WORK INSTRUCTIONS
State how many lines of the entries hold the string "сообщенія", and nothing more.

SUPPLIED MATERIAL
>> Start

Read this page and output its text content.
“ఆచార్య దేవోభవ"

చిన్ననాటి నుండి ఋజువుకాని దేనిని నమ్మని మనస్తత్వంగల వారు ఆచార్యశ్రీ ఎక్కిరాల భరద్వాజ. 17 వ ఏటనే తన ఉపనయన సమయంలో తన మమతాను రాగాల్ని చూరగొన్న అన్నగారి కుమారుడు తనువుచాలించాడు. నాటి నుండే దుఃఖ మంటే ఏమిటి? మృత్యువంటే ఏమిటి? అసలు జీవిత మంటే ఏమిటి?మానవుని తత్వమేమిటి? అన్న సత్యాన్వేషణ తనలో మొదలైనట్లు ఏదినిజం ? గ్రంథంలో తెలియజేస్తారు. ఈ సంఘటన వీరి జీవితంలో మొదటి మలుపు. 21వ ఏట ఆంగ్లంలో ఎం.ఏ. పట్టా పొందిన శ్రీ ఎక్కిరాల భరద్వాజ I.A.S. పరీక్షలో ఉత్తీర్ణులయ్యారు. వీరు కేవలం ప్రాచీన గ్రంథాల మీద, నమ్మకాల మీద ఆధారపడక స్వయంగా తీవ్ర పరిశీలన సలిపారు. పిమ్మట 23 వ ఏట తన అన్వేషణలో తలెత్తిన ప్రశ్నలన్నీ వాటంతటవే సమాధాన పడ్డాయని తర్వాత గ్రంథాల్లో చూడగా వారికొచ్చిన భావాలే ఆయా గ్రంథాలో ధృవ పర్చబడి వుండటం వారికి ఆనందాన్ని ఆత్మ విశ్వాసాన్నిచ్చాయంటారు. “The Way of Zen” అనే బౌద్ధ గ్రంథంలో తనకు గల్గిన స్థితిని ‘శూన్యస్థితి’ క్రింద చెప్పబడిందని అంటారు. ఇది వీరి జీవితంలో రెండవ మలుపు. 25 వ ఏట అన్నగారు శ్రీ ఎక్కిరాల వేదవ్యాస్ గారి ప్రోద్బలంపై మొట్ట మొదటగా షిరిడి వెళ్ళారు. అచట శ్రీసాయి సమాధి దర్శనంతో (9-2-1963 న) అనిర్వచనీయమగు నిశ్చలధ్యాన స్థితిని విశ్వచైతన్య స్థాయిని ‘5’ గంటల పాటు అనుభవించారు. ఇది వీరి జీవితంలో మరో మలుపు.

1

>> End
>> Start

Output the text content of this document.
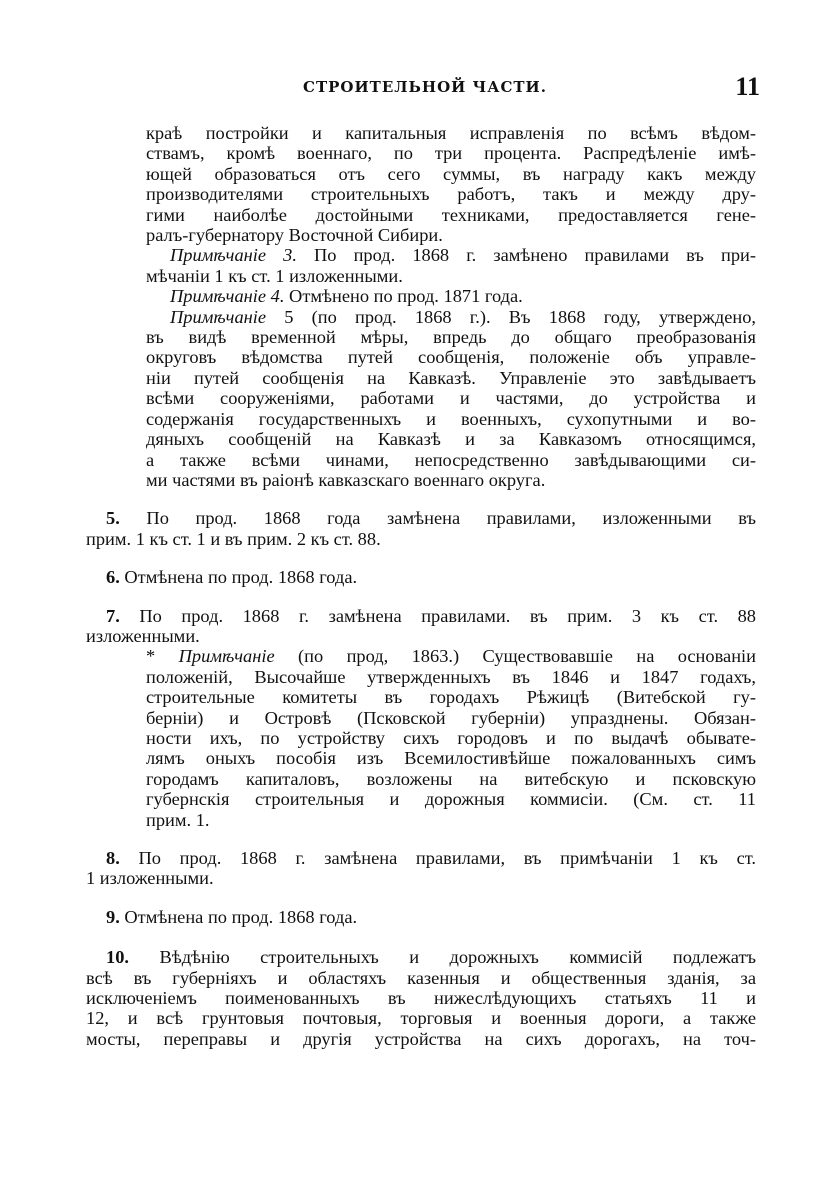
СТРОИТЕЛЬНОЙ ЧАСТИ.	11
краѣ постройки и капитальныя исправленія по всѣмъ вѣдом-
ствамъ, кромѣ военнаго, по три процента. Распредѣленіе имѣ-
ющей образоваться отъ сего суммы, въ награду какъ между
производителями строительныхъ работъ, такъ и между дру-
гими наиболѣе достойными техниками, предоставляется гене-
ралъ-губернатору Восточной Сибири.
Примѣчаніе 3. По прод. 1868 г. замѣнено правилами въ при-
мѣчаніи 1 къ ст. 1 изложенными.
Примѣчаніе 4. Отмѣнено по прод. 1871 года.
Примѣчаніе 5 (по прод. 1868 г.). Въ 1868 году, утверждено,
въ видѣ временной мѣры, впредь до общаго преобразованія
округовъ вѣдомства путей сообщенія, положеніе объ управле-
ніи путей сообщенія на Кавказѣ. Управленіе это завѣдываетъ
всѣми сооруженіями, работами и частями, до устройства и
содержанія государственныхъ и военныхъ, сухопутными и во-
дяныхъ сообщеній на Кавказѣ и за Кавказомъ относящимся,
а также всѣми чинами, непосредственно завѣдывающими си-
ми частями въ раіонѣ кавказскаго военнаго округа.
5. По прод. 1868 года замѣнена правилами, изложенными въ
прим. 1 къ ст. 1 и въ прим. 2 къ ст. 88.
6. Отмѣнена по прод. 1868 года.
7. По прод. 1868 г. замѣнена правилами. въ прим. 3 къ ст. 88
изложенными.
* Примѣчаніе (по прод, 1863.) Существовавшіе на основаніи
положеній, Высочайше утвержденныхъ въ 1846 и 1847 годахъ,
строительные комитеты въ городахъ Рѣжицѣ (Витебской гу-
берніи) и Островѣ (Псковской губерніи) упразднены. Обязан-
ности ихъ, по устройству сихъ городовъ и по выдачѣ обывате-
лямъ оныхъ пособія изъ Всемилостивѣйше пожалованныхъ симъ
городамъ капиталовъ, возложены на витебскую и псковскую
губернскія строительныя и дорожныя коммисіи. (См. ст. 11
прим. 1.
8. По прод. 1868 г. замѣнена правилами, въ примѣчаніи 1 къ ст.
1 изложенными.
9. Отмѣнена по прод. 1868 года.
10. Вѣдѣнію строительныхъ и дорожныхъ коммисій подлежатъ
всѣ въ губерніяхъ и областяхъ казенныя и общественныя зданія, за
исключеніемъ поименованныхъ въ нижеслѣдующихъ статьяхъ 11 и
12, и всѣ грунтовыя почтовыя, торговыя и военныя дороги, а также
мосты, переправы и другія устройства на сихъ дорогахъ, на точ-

>> End

TASK SOLUTION
2